======== Material shown ========
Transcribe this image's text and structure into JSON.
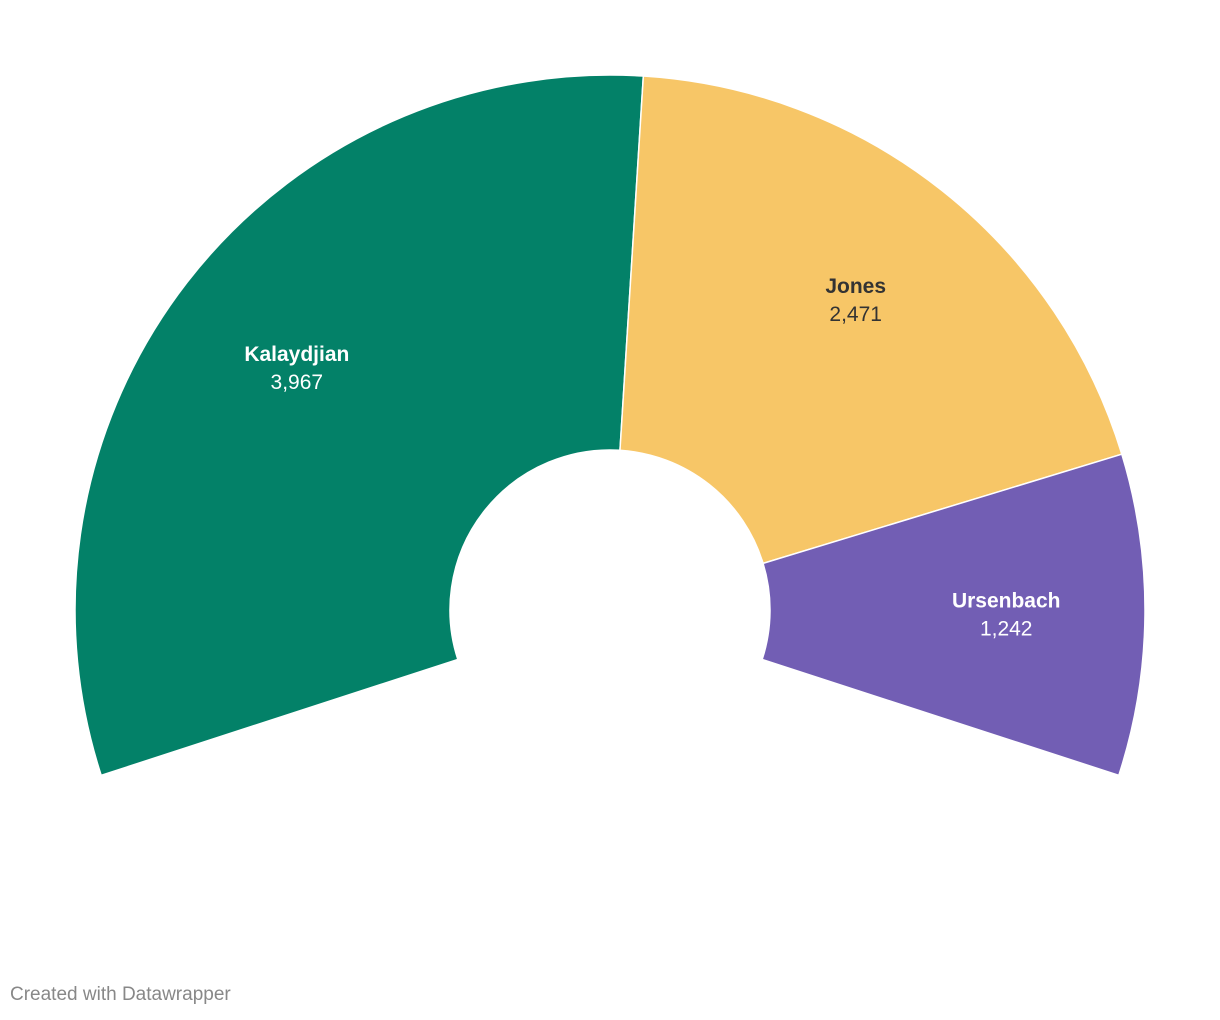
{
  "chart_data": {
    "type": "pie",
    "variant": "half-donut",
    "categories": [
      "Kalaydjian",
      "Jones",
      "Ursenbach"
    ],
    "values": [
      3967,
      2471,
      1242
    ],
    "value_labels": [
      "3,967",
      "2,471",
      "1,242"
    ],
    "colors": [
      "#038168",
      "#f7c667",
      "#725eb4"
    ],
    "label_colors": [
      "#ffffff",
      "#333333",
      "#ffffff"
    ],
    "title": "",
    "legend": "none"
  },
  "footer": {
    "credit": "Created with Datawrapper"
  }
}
========
======== Material shown ========
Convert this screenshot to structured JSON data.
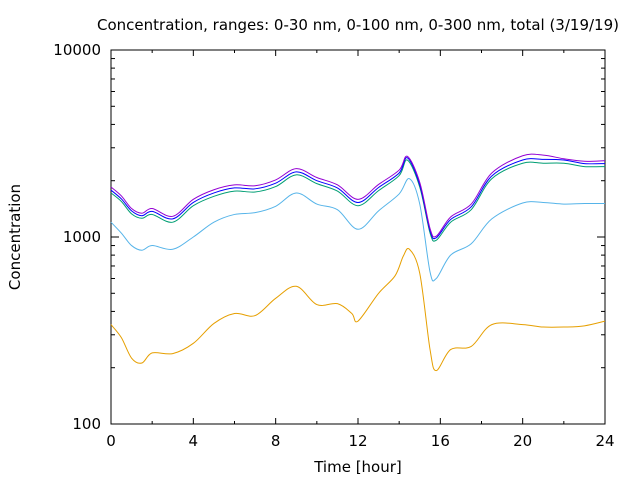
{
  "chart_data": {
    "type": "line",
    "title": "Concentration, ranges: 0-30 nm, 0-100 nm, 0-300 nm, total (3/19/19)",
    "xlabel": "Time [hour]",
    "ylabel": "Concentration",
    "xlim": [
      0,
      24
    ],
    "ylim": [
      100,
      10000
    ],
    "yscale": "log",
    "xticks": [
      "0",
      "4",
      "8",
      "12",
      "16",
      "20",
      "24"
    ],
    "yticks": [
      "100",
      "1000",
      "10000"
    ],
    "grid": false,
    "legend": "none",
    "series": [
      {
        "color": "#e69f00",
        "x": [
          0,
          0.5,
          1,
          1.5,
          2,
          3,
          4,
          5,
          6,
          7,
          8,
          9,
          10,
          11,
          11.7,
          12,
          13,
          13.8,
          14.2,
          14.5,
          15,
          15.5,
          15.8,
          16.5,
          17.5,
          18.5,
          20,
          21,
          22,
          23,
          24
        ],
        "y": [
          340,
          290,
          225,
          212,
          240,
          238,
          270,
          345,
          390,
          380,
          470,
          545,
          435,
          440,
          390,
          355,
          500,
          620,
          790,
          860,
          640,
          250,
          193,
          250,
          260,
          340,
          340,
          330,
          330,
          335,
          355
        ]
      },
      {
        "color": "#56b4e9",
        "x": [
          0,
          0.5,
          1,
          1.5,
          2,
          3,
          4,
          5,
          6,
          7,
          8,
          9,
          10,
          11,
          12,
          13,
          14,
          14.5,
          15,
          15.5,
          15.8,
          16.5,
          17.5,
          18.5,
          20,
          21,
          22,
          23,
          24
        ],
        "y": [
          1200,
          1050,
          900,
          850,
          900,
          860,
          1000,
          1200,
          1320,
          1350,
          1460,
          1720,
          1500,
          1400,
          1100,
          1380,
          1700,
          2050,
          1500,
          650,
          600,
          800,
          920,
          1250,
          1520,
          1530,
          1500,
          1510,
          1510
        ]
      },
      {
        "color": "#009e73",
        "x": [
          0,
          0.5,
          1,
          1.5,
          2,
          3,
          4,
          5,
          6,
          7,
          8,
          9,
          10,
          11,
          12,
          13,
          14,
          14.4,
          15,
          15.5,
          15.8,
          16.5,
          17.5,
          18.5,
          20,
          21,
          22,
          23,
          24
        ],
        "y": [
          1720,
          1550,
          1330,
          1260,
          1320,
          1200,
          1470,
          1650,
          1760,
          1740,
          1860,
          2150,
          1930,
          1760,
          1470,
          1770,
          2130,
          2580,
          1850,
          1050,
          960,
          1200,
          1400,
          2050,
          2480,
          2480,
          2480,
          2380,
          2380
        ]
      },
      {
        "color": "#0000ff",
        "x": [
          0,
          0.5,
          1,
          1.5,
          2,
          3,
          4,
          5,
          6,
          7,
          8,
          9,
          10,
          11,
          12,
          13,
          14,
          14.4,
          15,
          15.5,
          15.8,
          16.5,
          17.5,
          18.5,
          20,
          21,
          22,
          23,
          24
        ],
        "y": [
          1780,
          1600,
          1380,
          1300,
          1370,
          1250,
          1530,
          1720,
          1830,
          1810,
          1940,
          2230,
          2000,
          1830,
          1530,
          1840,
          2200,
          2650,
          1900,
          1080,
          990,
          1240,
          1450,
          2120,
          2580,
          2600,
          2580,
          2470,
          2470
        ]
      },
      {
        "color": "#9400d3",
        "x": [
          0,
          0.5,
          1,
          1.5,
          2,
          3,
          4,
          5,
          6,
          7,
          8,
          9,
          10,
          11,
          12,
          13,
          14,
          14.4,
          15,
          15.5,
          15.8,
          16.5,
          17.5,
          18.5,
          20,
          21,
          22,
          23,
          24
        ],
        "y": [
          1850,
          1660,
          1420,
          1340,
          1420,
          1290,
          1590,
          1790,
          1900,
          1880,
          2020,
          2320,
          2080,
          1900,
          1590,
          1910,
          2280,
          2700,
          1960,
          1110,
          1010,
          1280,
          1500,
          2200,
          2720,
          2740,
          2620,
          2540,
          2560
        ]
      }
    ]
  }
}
========
======== Material shown ========
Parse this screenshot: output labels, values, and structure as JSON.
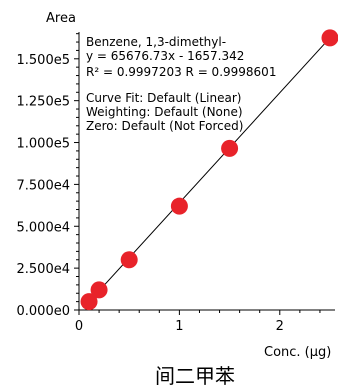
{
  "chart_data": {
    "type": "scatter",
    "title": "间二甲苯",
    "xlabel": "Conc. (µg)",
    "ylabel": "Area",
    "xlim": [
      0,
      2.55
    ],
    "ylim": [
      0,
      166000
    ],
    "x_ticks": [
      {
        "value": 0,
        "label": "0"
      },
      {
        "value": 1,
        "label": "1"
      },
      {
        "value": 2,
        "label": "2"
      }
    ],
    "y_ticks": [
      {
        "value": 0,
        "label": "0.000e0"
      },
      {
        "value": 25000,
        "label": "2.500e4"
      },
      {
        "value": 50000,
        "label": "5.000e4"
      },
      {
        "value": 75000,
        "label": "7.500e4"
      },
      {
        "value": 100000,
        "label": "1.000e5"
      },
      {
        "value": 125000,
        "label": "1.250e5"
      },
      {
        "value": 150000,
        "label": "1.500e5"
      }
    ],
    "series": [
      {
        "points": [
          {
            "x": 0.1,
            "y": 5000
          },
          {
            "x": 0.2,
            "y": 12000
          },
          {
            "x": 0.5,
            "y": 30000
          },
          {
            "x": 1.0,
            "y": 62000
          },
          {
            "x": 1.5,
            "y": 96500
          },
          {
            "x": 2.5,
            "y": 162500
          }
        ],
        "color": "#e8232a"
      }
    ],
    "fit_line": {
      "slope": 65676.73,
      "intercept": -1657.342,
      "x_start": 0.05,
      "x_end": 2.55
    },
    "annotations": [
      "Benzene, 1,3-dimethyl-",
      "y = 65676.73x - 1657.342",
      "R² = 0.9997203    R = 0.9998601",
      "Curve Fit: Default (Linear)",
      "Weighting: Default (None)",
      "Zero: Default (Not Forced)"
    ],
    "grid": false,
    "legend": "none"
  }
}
========
Show the lines of the data that hold the word "values".

**Task answer:**
    "values": [
Parse this screenshot: output labels, values, and structure as JSON.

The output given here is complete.